--- Start of Recorded data ---
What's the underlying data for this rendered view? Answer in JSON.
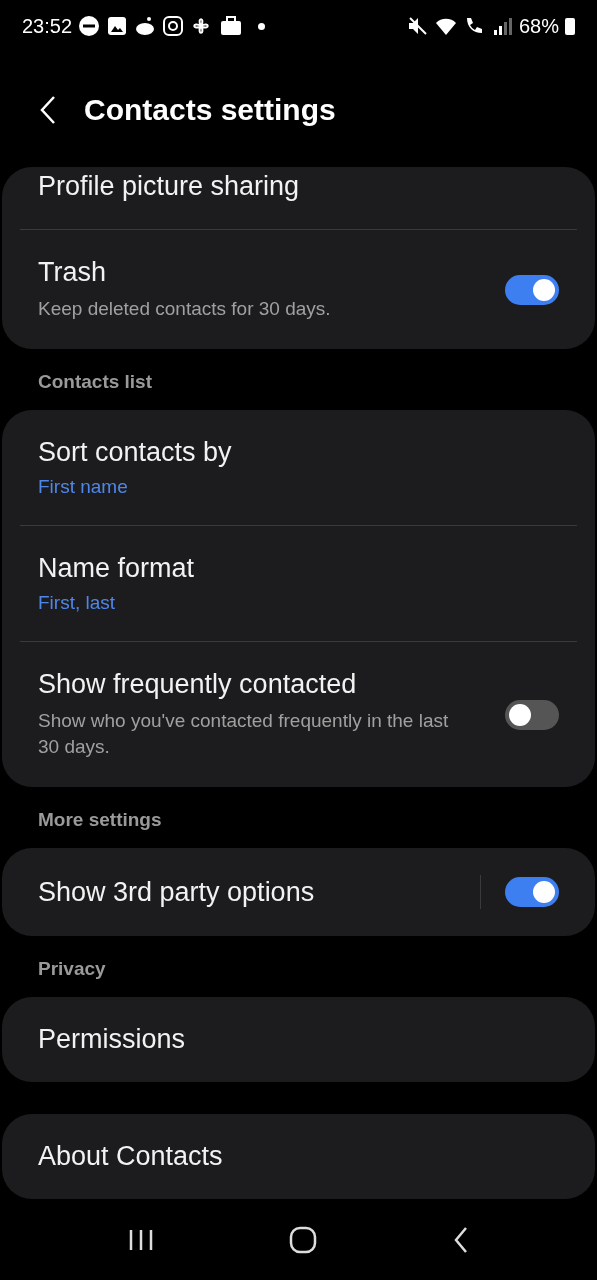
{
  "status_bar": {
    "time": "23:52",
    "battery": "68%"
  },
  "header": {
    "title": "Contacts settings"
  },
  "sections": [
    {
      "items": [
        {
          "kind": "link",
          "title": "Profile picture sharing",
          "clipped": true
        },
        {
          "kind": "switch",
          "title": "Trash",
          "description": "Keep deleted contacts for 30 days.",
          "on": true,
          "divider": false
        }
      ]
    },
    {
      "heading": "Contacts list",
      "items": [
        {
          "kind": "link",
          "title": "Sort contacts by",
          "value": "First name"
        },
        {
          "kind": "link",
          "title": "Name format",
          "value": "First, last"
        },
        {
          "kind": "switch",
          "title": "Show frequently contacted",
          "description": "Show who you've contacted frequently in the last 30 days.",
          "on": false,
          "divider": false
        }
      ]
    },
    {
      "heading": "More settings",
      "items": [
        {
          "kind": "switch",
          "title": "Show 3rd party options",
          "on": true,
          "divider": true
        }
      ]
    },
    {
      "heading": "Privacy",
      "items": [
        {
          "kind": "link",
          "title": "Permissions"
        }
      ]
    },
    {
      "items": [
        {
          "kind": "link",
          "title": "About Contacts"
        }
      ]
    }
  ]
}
--- End of Recorded data ---
--- Start of Recorded data ---
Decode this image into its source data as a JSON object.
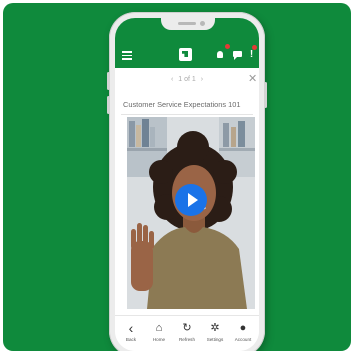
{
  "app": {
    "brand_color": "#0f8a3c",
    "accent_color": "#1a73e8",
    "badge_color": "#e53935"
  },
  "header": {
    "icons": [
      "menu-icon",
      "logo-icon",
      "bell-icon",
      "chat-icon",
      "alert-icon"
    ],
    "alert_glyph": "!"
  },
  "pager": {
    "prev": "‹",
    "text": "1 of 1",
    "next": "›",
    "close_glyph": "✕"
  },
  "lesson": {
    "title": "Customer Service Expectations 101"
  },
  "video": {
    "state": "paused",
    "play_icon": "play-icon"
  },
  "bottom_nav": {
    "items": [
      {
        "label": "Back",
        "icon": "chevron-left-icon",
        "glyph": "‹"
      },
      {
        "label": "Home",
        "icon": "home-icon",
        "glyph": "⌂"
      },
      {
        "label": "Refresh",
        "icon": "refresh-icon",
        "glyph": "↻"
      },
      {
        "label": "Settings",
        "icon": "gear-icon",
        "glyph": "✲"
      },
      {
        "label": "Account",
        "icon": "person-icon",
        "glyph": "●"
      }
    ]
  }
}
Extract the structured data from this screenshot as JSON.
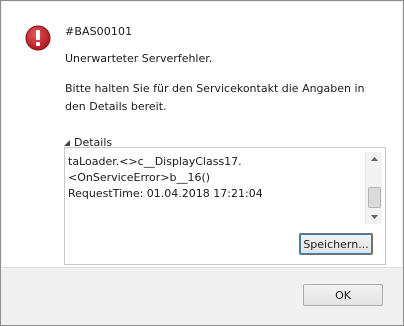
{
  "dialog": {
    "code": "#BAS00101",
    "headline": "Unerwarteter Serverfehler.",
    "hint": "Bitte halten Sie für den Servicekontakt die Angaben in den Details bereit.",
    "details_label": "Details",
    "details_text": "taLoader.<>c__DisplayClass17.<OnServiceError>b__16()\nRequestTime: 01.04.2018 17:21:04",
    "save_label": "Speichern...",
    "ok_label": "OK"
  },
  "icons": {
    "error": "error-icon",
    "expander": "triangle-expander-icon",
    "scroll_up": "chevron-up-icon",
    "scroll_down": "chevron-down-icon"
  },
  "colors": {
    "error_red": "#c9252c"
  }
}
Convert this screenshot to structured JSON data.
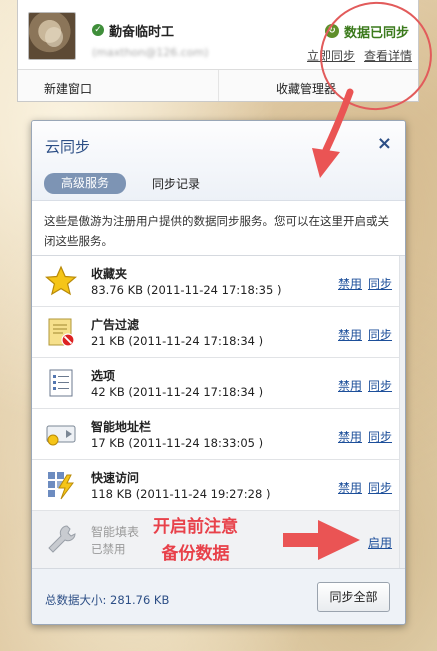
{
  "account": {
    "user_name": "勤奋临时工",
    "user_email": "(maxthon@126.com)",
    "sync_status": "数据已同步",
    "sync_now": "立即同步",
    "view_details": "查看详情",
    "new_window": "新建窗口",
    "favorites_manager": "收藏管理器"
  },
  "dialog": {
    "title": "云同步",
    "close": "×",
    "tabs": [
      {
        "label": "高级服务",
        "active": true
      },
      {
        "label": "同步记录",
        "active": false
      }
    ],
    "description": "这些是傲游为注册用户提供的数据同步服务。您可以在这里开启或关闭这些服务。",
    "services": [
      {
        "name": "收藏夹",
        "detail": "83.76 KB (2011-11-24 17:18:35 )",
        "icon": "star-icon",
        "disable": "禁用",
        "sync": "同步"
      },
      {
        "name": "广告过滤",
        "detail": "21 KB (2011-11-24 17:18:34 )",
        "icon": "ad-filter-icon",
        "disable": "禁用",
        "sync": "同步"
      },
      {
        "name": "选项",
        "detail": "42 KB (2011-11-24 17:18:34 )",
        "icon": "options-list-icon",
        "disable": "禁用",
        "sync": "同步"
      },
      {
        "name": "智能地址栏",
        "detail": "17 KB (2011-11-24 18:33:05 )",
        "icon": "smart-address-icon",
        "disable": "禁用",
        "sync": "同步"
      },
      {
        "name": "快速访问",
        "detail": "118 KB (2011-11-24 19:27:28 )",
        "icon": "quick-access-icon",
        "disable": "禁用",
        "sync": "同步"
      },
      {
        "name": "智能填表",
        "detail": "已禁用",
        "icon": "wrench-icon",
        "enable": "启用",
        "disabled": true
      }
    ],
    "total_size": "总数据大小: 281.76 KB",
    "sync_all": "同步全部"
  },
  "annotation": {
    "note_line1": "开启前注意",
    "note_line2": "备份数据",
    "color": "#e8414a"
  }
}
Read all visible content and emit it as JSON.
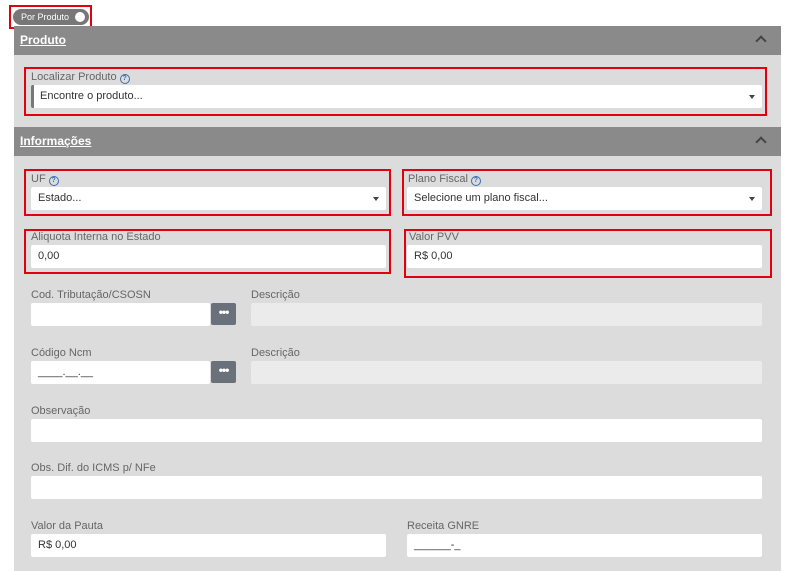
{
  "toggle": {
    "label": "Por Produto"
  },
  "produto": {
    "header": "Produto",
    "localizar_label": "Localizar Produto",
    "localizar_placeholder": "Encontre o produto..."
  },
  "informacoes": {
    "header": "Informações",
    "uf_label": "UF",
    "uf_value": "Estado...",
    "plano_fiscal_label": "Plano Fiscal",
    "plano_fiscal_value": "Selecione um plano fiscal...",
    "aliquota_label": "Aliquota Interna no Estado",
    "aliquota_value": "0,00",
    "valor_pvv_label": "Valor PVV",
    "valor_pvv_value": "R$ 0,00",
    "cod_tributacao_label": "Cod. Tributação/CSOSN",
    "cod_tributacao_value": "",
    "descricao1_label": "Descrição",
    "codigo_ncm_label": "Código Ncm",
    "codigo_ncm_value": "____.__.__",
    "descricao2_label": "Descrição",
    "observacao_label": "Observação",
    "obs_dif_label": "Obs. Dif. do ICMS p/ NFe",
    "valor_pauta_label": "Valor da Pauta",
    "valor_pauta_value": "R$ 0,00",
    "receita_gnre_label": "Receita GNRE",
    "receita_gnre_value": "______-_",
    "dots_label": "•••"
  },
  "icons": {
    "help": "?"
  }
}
--- End of Recorded data ---
• [Task requirements] From the listing above, copy all lines holding the word "heading".

• [Task answer]
      "heading": "Contacts list",
      "heading": "More settings",
      "heading": "Privacy",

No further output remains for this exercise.